• The problem:
From the entries below, copy every line where the string "bảng" appears.

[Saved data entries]
════
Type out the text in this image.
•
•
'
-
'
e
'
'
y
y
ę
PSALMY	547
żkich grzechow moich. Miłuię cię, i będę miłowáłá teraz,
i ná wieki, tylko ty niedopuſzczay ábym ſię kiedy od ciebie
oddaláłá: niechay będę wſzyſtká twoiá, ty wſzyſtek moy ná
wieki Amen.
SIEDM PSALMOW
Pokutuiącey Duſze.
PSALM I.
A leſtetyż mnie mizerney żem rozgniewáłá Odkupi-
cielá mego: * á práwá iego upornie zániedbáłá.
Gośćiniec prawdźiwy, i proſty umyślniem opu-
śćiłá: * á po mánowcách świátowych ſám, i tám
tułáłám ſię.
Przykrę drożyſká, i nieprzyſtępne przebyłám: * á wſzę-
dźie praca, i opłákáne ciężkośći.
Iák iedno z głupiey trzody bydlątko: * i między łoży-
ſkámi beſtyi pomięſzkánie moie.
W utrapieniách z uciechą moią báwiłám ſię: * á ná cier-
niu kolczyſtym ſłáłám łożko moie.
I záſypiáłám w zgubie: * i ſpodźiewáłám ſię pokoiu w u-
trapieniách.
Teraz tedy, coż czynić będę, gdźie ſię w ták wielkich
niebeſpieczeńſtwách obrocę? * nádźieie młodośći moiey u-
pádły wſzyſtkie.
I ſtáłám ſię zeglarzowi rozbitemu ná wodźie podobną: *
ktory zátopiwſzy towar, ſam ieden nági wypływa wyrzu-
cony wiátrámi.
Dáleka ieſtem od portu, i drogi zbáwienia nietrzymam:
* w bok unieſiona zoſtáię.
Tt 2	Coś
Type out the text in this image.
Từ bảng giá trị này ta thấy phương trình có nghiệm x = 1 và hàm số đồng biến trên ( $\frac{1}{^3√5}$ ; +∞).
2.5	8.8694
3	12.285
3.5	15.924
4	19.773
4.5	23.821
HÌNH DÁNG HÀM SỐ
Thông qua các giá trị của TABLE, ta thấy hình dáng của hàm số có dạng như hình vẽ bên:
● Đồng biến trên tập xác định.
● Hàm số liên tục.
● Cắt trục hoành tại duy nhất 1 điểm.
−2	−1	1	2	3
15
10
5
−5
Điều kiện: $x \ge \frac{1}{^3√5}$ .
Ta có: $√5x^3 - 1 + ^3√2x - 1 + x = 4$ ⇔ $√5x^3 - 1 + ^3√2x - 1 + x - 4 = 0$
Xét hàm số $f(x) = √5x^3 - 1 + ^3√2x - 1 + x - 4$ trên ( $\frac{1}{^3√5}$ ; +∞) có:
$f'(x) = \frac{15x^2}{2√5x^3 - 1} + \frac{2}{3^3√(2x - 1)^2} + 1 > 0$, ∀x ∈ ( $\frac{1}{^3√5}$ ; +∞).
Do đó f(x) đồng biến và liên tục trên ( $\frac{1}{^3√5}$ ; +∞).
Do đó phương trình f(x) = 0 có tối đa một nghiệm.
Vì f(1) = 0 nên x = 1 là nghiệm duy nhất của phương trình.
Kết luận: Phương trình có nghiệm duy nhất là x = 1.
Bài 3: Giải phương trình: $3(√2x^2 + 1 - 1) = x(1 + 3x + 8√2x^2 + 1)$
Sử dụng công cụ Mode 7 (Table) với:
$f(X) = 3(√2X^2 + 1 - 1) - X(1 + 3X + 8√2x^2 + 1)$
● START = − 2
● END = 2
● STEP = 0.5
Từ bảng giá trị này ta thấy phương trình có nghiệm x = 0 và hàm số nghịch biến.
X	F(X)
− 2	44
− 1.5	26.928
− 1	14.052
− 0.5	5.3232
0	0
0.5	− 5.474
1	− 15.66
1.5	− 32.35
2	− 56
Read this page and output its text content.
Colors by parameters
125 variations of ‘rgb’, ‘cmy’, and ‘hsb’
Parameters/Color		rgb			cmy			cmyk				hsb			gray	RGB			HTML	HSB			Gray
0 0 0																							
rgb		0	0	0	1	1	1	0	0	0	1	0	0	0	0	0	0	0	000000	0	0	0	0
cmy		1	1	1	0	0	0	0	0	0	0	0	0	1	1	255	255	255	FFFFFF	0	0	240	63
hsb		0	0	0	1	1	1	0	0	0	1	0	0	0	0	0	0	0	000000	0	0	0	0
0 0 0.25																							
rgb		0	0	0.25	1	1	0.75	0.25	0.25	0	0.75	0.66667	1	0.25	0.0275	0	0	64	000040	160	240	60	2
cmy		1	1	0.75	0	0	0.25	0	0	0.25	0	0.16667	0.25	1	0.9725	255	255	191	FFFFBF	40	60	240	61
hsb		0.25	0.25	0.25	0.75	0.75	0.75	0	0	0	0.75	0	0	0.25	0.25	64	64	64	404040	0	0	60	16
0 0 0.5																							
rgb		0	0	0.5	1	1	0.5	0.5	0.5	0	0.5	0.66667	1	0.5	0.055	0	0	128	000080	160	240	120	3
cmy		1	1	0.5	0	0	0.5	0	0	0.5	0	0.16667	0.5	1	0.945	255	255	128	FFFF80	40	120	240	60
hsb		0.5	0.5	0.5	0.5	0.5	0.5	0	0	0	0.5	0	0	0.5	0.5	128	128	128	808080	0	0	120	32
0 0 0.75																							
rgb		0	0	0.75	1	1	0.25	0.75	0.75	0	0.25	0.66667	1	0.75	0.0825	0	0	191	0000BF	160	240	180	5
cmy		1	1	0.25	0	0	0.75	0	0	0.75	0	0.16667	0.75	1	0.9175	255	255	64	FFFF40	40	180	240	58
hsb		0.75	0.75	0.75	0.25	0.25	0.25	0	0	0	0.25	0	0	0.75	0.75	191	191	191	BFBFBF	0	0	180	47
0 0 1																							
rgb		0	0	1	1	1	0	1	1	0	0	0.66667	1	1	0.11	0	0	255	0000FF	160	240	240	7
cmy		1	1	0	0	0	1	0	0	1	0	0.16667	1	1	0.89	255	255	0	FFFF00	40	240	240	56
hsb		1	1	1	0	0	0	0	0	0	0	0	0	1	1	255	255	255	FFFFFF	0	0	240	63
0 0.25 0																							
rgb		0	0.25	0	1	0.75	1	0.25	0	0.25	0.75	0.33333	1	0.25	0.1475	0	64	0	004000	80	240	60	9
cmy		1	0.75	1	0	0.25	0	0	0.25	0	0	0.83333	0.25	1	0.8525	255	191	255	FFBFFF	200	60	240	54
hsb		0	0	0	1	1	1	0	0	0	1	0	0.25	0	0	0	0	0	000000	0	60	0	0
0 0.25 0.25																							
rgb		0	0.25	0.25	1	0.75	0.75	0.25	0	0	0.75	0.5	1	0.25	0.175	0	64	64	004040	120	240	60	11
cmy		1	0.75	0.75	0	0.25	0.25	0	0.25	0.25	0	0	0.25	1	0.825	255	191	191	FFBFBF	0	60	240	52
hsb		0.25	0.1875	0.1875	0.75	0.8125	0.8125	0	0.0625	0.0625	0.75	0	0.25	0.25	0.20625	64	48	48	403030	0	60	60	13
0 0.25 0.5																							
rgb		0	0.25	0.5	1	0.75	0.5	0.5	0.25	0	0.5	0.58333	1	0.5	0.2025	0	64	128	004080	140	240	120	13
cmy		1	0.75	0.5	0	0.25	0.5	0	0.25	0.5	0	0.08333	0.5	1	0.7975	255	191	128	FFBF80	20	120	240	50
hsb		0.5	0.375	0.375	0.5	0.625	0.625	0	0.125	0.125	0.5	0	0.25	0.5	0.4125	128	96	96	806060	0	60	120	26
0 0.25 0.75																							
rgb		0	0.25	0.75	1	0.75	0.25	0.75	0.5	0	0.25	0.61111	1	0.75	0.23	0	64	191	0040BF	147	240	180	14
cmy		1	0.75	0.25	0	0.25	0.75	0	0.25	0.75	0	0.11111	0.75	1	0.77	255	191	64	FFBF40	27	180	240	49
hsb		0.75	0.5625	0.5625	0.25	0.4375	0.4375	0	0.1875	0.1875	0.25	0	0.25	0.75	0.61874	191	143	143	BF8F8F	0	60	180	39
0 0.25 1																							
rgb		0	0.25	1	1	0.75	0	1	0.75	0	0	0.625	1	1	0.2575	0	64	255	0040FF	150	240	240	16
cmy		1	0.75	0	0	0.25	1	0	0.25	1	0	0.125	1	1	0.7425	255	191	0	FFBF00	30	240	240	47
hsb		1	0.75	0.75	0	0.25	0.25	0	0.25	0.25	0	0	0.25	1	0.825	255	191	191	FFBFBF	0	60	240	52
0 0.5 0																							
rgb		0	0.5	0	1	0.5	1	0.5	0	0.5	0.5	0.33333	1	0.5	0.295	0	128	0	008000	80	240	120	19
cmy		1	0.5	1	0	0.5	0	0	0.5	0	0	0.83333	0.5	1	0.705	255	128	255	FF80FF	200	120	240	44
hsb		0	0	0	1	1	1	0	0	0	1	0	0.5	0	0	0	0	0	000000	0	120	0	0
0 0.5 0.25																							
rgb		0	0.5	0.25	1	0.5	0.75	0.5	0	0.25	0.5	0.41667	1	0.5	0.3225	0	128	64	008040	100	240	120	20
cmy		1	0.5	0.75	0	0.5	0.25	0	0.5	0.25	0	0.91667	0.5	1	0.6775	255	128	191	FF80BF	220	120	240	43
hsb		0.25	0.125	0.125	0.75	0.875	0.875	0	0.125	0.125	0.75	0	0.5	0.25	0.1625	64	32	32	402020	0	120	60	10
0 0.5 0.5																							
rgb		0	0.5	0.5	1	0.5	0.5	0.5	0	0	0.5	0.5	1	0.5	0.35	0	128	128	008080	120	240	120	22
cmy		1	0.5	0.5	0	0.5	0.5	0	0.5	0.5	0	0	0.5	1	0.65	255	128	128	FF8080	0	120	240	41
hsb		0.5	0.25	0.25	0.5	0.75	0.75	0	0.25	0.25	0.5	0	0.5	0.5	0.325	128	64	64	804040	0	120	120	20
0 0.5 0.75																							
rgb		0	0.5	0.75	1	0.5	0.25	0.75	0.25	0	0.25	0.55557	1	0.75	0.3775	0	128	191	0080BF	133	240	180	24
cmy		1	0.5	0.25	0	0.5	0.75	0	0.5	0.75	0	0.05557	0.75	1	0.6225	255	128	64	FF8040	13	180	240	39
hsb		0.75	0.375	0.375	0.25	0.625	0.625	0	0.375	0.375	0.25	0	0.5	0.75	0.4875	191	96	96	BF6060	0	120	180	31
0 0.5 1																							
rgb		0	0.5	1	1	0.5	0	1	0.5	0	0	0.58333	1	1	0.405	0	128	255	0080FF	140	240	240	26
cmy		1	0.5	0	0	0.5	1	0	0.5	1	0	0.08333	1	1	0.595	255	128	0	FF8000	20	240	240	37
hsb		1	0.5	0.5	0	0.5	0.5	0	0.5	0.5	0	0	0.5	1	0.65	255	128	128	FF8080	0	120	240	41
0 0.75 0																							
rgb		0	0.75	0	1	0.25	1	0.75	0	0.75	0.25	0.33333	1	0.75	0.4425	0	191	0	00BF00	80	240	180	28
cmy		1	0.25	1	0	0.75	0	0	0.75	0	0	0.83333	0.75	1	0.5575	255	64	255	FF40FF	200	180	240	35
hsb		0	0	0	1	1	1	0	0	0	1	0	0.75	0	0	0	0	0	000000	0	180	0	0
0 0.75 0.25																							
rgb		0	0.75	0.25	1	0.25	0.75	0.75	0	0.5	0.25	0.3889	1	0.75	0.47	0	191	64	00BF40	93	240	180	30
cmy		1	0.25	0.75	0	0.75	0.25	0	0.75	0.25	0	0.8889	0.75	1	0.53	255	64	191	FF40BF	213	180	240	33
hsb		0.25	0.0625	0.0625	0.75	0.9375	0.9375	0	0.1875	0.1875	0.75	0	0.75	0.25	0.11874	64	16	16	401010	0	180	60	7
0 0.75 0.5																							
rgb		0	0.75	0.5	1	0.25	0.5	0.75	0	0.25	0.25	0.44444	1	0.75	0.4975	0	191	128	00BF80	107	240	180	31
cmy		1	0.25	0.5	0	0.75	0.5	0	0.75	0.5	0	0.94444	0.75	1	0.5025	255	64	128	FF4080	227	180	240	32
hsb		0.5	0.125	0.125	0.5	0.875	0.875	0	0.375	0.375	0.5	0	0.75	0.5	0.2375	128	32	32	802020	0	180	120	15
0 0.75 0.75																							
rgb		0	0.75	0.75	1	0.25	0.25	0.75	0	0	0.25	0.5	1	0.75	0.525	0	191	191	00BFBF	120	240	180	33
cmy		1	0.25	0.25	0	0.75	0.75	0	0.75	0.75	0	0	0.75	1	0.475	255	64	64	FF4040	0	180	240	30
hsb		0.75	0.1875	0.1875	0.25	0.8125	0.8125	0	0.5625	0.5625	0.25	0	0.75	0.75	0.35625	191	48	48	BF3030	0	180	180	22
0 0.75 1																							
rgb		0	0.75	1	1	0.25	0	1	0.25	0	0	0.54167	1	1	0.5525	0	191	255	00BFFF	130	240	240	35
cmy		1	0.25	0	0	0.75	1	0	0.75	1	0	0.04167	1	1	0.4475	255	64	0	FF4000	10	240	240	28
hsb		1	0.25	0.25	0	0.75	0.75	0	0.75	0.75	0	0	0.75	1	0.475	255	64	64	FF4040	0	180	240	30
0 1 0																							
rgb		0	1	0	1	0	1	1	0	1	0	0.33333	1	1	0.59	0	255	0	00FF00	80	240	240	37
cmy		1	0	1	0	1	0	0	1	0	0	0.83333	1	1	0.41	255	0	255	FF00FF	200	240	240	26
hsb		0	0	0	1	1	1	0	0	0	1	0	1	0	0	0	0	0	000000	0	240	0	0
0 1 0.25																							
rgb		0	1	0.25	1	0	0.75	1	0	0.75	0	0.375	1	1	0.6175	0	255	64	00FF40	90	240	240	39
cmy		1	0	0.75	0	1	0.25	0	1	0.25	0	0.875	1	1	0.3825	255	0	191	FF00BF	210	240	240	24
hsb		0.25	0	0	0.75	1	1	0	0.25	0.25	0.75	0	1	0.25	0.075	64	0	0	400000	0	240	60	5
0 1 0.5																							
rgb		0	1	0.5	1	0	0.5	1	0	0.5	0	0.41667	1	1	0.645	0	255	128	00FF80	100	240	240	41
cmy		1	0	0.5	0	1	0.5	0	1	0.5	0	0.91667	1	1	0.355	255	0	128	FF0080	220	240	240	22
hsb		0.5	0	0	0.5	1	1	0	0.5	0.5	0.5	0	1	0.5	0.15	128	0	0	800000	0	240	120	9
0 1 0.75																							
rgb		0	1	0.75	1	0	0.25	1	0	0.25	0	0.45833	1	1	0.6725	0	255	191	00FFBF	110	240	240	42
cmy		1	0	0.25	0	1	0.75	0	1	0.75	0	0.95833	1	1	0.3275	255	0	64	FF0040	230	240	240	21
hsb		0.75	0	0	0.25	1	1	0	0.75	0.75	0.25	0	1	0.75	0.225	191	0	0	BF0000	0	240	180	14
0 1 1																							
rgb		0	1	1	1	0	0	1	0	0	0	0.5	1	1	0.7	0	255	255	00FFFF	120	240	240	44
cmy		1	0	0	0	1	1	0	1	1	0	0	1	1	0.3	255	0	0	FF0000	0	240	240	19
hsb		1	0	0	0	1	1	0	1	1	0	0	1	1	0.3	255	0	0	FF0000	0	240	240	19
════
• Answer for this exercise:
Từ bảng giá trị này ta thấy phương trình có nghiệm x = 1 và hàm số đồng biến trên ( $\frac{1}{^3√5}$ ; +∞).
Từ bảng giá trị này ta thấy phương trình có nghiệm x = 0 và hàm số nghịch biến.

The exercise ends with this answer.